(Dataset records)
____________

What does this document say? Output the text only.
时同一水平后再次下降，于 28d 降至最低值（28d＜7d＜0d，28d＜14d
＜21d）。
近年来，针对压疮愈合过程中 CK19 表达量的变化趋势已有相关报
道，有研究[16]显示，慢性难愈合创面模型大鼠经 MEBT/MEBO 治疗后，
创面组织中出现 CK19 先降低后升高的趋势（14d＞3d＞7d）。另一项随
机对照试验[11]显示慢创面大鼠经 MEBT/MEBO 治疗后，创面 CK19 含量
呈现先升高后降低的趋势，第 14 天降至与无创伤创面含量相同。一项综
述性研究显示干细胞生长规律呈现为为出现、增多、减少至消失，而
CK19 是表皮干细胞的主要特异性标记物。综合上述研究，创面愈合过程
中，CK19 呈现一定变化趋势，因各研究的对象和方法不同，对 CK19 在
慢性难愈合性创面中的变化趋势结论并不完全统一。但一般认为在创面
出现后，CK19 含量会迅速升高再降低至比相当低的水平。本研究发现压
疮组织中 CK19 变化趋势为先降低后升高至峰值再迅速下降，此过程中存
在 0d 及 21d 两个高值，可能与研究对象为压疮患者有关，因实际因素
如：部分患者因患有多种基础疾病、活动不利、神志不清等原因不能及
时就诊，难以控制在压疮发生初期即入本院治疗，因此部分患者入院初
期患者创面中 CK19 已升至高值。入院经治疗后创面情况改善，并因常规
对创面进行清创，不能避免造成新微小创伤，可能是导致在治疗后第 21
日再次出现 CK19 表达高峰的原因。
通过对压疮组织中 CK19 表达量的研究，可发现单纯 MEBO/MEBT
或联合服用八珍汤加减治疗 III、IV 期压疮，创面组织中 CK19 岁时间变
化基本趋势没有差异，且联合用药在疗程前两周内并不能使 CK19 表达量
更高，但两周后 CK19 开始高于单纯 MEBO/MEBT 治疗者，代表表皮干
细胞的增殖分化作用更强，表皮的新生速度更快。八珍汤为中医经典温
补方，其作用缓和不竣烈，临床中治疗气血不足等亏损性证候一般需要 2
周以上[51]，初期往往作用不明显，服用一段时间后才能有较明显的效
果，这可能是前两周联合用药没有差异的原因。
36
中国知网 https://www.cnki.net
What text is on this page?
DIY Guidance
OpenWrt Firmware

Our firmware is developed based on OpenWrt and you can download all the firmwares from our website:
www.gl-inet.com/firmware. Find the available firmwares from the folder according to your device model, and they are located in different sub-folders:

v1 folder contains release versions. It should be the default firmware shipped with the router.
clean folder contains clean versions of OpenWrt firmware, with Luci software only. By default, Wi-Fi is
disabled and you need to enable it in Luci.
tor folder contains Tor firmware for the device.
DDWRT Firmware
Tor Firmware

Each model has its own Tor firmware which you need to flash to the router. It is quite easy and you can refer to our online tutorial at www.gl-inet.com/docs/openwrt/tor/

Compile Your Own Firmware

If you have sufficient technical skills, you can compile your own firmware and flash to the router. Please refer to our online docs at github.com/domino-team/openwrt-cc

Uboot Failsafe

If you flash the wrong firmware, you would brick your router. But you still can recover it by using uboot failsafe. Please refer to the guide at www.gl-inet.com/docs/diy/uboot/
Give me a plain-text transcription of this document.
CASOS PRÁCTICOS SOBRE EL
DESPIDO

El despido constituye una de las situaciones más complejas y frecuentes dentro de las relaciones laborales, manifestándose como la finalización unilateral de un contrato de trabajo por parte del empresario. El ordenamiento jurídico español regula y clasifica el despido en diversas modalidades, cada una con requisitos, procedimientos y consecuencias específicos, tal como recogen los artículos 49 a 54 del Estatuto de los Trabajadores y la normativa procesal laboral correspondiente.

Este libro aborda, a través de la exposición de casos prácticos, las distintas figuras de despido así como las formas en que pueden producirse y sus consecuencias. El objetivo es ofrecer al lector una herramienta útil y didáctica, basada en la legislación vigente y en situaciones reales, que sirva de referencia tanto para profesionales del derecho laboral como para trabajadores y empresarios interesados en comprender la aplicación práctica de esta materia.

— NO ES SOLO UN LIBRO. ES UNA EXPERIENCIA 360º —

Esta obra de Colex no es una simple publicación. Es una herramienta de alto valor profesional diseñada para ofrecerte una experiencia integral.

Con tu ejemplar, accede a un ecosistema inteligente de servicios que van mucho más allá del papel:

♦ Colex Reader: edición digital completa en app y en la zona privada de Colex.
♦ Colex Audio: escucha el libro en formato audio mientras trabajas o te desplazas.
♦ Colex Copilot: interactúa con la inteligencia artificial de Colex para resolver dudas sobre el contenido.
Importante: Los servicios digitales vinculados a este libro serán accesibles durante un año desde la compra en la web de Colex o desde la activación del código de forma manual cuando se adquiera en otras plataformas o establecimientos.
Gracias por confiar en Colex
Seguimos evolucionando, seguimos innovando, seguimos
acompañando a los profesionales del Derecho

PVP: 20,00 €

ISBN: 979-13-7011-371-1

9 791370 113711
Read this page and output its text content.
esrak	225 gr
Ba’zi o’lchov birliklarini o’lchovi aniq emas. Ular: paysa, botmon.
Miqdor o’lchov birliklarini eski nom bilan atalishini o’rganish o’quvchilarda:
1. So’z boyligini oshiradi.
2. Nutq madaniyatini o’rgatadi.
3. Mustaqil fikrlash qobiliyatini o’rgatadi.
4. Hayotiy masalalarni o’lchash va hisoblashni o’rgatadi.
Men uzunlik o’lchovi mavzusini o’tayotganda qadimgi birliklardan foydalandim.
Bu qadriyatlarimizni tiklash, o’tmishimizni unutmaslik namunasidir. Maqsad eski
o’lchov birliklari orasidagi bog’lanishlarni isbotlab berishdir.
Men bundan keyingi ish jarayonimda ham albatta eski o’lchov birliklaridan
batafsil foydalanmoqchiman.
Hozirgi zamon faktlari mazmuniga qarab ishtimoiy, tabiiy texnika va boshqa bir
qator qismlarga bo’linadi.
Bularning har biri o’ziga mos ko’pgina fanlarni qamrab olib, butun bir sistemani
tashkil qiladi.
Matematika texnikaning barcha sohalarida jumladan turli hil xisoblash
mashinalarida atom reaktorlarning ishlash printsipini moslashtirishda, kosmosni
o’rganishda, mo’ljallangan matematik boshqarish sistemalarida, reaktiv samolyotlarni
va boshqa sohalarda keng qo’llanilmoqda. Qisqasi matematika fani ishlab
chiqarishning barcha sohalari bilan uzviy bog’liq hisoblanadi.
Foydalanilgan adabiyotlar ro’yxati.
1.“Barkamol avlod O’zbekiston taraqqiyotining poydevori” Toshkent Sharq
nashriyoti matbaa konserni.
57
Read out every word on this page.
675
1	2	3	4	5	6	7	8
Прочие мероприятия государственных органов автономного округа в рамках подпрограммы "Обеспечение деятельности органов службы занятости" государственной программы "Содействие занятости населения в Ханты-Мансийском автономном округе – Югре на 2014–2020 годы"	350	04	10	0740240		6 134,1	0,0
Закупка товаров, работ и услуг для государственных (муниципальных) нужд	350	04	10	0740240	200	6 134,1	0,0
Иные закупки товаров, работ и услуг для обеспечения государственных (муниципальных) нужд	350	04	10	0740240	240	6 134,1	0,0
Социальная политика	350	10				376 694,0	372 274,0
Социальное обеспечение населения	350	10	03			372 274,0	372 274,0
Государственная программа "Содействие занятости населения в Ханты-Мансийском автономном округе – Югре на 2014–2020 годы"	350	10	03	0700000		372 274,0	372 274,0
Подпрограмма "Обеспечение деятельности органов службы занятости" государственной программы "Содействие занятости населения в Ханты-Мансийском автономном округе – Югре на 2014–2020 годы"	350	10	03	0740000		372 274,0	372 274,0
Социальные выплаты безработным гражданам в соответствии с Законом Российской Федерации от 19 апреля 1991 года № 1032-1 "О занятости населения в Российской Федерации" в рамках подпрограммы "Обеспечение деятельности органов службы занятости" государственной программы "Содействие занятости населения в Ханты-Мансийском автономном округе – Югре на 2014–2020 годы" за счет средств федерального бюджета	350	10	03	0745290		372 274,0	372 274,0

____________

Your task: Copy each line above where the string "need" occurs.

Answer to this exercise:
disabled and you need to enable it in Luci.
Each model has its own Tor firmware which you need to flash to the router. It is quite easy and you can refer to our online tutorial at www.gl-inet.com/docs/openwrt/tor/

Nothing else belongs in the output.